-- Start of EXTRACTED ENTRIES --

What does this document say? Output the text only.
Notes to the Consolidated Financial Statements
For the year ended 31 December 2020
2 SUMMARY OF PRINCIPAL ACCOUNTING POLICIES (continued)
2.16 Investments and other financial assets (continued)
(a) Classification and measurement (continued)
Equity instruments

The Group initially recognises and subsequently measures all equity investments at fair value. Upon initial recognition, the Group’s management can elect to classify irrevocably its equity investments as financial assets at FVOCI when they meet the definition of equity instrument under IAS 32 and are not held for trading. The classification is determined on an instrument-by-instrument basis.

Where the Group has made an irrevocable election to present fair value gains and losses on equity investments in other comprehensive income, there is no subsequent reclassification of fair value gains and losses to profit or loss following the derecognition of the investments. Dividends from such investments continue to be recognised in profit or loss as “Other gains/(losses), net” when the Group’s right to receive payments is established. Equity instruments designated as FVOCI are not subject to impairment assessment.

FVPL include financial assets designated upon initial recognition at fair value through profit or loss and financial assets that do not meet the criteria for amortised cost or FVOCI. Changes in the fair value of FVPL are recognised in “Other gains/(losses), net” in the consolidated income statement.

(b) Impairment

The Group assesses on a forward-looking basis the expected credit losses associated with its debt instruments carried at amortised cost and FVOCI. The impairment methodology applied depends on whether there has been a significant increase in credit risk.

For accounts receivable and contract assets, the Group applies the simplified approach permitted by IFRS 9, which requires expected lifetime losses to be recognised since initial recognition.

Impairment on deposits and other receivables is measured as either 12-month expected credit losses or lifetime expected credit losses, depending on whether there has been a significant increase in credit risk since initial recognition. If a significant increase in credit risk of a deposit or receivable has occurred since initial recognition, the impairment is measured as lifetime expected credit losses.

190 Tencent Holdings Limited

-- End of EXTRACTED ENTRIES --

* [PROMPT] Transcribe each entry precisely, missing none.

* [RESPONSE TO THIS EXERCISE]
What does this document say? Output the text only.
Notes to the Consolidated Financial Statements
For the year ended 31 December 2020
2 SUMMARY OF PRINCIPAL ACCOUNTING POLICIES (continued)
2.16 Investments and other financial assets (continued)
(a) Classification and measurement (continued)
Equity instruments

The Group initially recognises and subsequently measures all equity investments at fair value. Upon initial recognition, the Group’s management can elect to classify irrevocably its equity investments as financial assets at FVOCI when they meet the definition of equity instrument under IAS 32 and are not held for trading. The classification is determined on an instrument-by-instrument basis.

Where the Group has made an irrevocable election to present fair value gains and losses on equity investments in other comprehensive income, there is no subsequent reclassification of fair value gains and losses to profit or loss following the derecognition of the investments. Dividends from such investments continue to be recognised in profit or loss as “Other gains/(losses), net” when the Group’s right to receive payments is established. Equity instruments designated as FVOCI are not subject to impairment assessment.

FVPL include financial assets designated upon initial recognition at fair value through profit or loss and financial assets that do not meet the criteria for amortised cost or FVOCI. Changes in the fair value of FVPL are recognised in “Other gains/(losses), net” in the consolidated income statement.

(b) Impairment

The Group assesses on a forward-looking basis the expected credit losses associated with its debt instruments carried at amortised cost and FVOCI. The impairment methodology applied depends on whether there has been a significant increase in credit risk.

For accounts receivable and contract assets, the Group applies the simplified approach permitted by IFRS 9, which requires expected lifetime losses to be recognised since initial recognition.

Impairment on deposits and other receivables is measured as either 12-month expected credit losses or lifetime expected credit losses, depending on whether there has been a significant increase in credit risk since initial recognition. If a significant increase in credit risk of a deposit or receivable has occurred since initial recognition, the impairment is measured as lifetime expected credit losses.

190 Tencent Holdings Limited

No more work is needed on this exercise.